**** DATASET ENTRIES

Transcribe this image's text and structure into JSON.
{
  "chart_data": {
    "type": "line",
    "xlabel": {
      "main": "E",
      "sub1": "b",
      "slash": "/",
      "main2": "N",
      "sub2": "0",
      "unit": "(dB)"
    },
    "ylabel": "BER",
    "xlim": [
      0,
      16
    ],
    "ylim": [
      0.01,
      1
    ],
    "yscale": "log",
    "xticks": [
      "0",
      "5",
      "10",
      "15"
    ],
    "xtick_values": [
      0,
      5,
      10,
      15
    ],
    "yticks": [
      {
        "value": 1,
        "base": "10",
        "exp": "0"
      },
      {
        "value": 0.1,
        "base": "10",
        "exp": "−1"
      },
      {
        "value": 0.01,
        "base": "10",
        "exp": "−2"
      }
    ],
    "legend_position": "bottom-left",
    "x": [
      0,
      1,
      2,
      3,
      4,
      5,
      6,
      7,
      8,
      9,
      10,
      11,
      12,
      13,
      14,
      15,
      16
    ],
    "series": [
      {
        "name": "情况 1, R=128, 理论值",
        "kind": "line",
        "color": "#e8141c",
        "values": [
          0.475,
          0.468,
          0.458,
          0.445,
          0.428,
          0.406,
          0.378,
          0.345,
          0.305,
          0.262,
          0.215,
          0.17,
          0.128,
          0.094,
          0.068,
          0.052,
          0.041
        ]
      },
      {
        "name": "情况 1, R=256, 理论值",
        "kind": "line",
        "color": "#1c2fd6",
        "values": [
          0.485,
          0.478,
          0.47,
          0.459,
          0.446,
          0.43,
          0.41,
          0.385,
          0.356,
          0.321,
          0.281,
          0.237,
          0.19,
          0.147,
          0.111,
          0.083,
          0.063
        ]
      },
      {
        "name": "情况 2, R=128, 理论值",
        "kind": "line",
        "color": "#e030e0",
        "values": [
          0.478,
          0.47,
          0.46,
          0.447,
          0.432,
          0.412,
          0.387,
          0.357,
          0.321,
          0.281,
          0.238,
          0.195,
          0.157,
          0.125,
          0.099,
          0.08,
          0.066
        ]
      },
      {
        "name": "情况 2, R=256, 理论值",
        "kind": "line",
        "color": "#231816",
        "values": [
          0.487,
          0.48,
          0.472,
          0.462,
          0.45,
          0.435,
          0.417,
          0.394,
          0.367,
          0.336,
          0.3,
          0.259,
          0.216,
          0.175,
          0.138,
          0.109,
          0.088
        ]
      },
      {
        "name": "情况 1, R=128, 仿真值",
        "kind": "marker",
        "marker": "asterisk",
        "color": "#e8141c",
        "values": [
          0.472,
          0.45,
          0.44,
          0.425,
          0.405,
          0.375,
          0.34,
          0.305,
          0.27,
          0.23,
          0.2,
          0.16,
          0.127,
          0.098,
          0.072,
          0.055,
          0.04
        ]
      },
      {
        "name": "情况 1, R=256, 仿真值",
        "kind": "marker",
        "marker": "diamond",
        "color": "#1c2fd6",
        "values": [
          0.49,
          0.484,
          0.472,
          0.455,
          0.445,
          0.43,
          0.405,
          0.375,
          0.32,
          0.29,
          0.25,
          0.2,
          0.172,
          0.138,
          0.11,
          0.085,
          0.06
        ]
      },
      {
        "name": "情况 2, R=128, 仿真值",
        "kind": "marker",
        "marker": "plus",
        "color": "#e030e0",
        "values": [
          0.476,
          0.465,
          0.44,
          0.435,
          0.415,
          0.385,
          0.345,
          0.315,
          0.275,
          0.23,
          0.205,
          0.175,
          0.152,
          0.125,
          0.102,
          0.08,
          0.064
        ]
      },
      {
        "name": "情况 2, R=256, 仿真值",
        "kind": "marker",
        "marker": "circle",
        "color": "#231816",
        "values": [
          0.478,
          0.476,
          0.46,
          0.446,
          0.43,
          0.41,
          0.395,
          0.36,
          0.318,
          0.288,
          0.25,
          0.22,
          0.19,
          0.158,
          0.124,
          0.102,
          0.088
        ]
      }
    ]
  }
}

********

EXERCISE PROMPT => Extract the listing in its entirety and repeat it exactly.

SOLUTION =>
Transcribe this image's text and structure into JSON.
{
  "chart_data": {
    "type": "line",
    "xlabel": {
      "main": "E",
      "sub1": "b",
      "slash": "/",
      "main2": "N",
      "sub2": "0",
      "unit": "(dB)"
    },
    "ylabel": "BER",
    "xlim": [
      0,
      16
    ],
    "ylim": [
      0.01,
      1
    ],
    "yscale": "log",
    "xticks": [
      "0",
      "5",
      "10",
      "15"
    ],
    "xtick_values": [
      0,
      5,
      10,
      15
    ],
    "yticks": [
      {
        "value": 1,
        "base": "10",
        "exp": "0"
      },
      {
        "value": 0.1,
        "base": "10",
        "exp": "−1"
      },
      {
        "value": 0.01,
        "base": "10",
        "exp": "−2"
      }
    ],
    "legend_position": "bottom-left",
    "x": [
      0,
      1,
      2,
      3,
      4,
      5,
      6,
      7,
      8,
      9,
      10,
      11,
      12,
      13,
      14,
      15,
      16
    ],
    "series": [
      {
        "name": "情况 1, R=128, 理论值",
        "kind": "line",
        "color": "#e8141c",
        "values": [
          0.475,
          0.468,
          0.458,
          0.445,
          0.428,
          0.406,
          0.378,
          0.345,
          0.305,
          0.262,
          0.215,
          0.17,
          0.128,
          0.094,
          0.068,
          0.052,
          0.041
        ]
      },
      {
        "name": "情况 1, R=256, 理论值",
        "kind": "line",
        "color": "#1c2fd6",
        "values": [
          0.485,
          0.478,
          0.47,
          0.459,
          0.446,
          0.43,
          0.41,
          0.385,
          0.356,
          0.321,
          0.281,
          0.237,
          0.19,
          0.147,
          0.111,
          0.083,
          0.063
        ]
      },
      {
        "name": "情况 2, R=128, 理论值",
        "kind": "line",
        "color": "#e030e0",
        "values": [
          0.478,
          0.47,
          0.46,
          0.447,
          0.432,
          0.412,
          0.387,
          0.357,
          0.321,
          0.281,
          0.238,
          0.195,
          0.157,
          0.125,
          0.099,
          0.08,
          0.066
        ]
      },
      {
        "name": "情况 2, R=256, 理论值",
        "kind": "line",
        "color": "#231816",
        "values": [
          0.487,
          0.48,
          0.472,
          0.462,
          0.45,
          0.435,
          0.417,
          0.394,
          0.367,
          0.336,
          0.3,
          0.259,
          0.216,
          0.175,
          0.138,
          0.109,
          0.088
        ]
      },
      {
        "name": "情况 1, R=128, 仿真值",
        "kind": "marker",
        "marker": "asterisk",
        "color": "#e8141c",
        "values": [
          0.472,
          0.45,
          0.44,
          0.425,
          0.405,
          0.375,
          0.34,
          0.305,
          0.27,
          0.23,
          0.2,
          0.16,
          0.127,
          0.098,
          0.072,
          0.055,
          0.04
        ]
      },
      {
        "name": "情况 1, R=256, 仿真值",
        "kind": "marker",
        "marker": "diamond",
        "color": "#1c2fd6",
        "values": [
          0.49,
          0.484,
          0.472,
          0.455,
          0.445,
          0.43,
          0.405,
          0.375,
          0.32,
          0.29,
          0.25,
          0.2,
          0.172,
          0.138,
          0.11,
          0.085,
          0.06
        ]
      },
      {
        "name": "情况 2, R=128, 仿真值",
        "kind": "marker",
        "marker": "plus",
        "color": "#e030e0",
        "values": [
          0.476,
          0.465,
          0.44,
          0.435,
          0.415,
          0.385,
          0.345,
          0.315,
          0.275,
          0.23,
          0.205,
          0.175,
          0.152,
          0.125,
          0.102,
          0.08,
          0.064
        ]
      },
      {
        "name": "情况 2, R=256, 仿真值",
        "kind": "marker",
        "marker": "circle",
        "color": "#231816",
        "values": [
          0.478,
          0.476,
          0.46,
          0.446,
          0.43,
          0.41,
          0.395,
          0.36,
          0.318,
          0.288,
          0.25,
          0.22,
          0.19,
          0.158,
          0.124,
          0.102,
          0.088
        ]
      }
    ]
  }
}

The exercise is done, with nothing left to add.